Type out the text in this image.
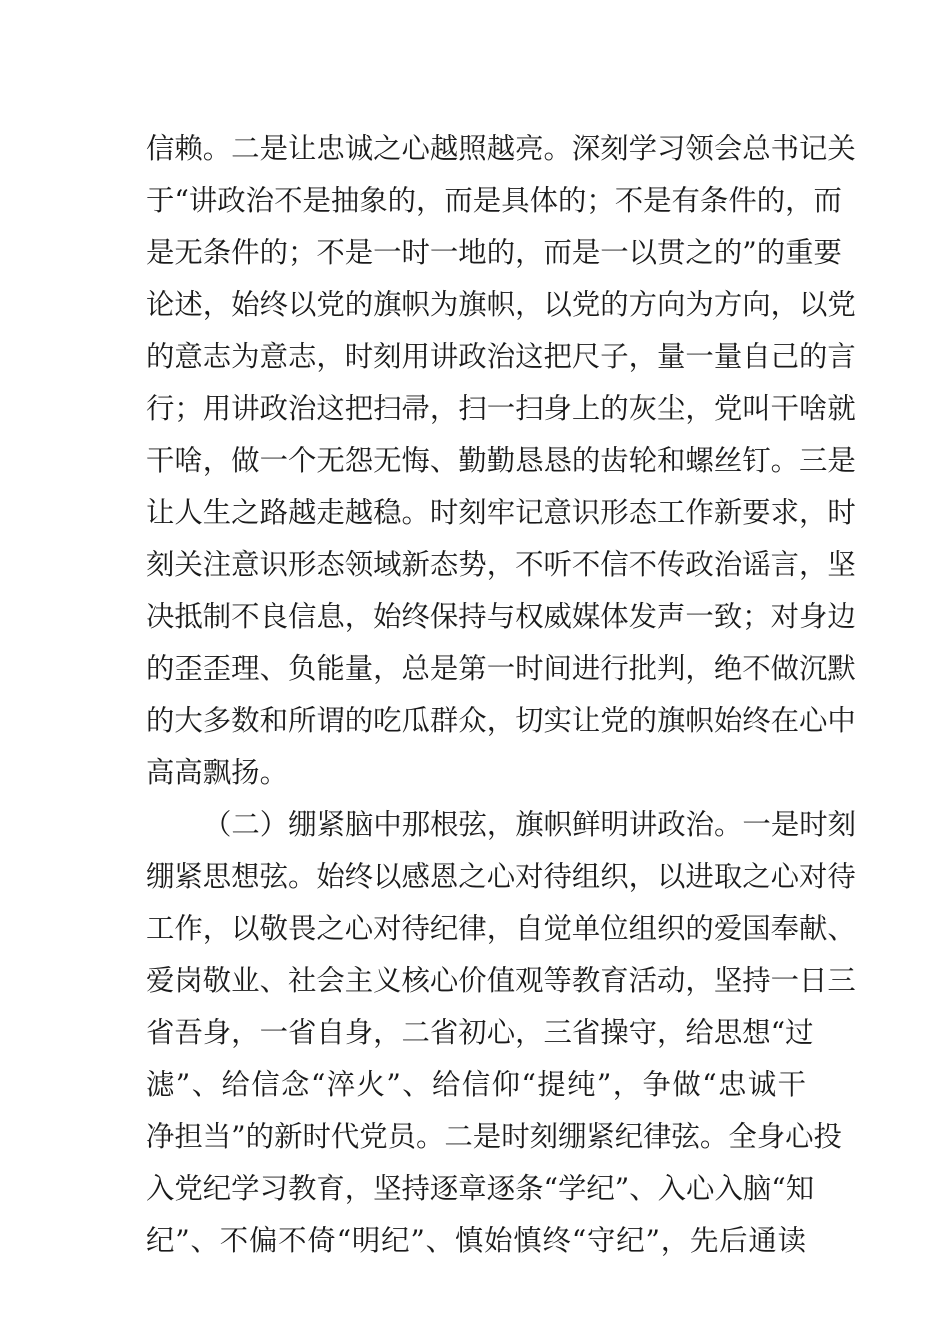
信赖。二是让忠诚之心越照越亮。深刻学习领会总书记关
于“讲政治不是抽象的，而是具体的；不是有条件的，而
是无条件的；不是一时一地的，而是一以贯之的”的重要
论述，始终以党的旗帜为旗帜，以党的方向为方向，以党
的意志为意志，时刻用讲政治这把尺子，量一量自己的言
行；用讲政治这把扫帚，扫一扫身上的灰尘，党叫干啥就
干啥，做一个无怨无悔、勤勤恳恳的齿轮和螺丝钉。三是
让人生之路越走越稳。时刻牢记意识形态工作新要求，时
刻关注意识形态领域新态势，不听不信不传政治谣言，坚
决抵制不良信息，始终保持与权威媒体发声一致；对身边
的歪歪理、负能量，总是第一时间进行批判，绝不做沉默
的大多数和所谓的吃瓜群众，切实让党的旗帜始终在心中
高高飘扬。
（二）绷紧脑中那根弦，旗帜鲜明讲政治。一是时刻
绷紧思想弦。始终以感恩之心对待组织，以进取之心对待
工作，以敬畏之心对待纪律，自觉单位组织的爱国奉献、
爱岗敬业、社会主义核心价值观等教育活动，坚持一日三
省吾身，一省自身，二省初心，三省操守，给思想“过
滤”、给信念“淬火”、给信仰“提纯”，争做“忠诚干
净担当”的新时代党员。二是时刻绷紧纪律弦。全身心投
入党纪学习教育，坚持逐章逐条“学纪”、入心入脑“知
纪”、不偏不倚“明纪”、慎始慎终“守纪”，先后通读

● ● ●

#### Set problem:
Copy each line exactly, and leave the pictures out of your copy.

#### The solution:
Type out the text in this image.
信赖。二是让忠诚之心越照越亮。深刻学习领会总书记关
于“讲政治不是抽象的，而是具体的；不是有条件的，而
是无条件的；不是一时一地的，而是一以贯之的”的重要
论述，始终以党的旗帜为旗帜，以党的方向为方向，以党
的意志为意志，时刻用讲政治这把尺子，量一量自己的言
行；用讲政治这把扫帚，扫一扫身上的灰尘，党叫干啥就
干啥，做一个无怨无悔、勤勤恳恳的齿轮和螺丝钉。三是
让人生之路越走越稳。时刻牢记意识形态工作新要求，时
刻关注意识形态领域新态势，不听不信不传政治谣言，坚
决抵制不良信息，始终保持与权威媒体发声一致；对身边
的歪歪理、负能量，总是第一时间进行批判，绝不做沉默
的大多数和所谓的吃瓜群众，切实让党的旗帜始终在心中
高高飘扬。
（二）绷紧脑中那根弦，旗帜鲜明讲政治。一是时刻
绷紧思想弦。始终以感恩之心对待组织，以进取之心对待
工作，以敬畏之心对待纪律，自觉单位组织的爱国奉献、
爱岗敬业、社会主义核心价值观等教育活动，坚持一日三
省吾身，一省自身，二省初心，三省操守，给思想“过
滤”、给信念“淬火”、给信仰“提纯”，争做“忠诚干
净担当”的新时代党员。二是时刻绷紧纪律弦。全身心投
入党纪学习教育，坚持逐章逐条“学纪”、入心入脑“知
纪”、不偏不倚“明纪”、慎始慎终“守纪”，先后通读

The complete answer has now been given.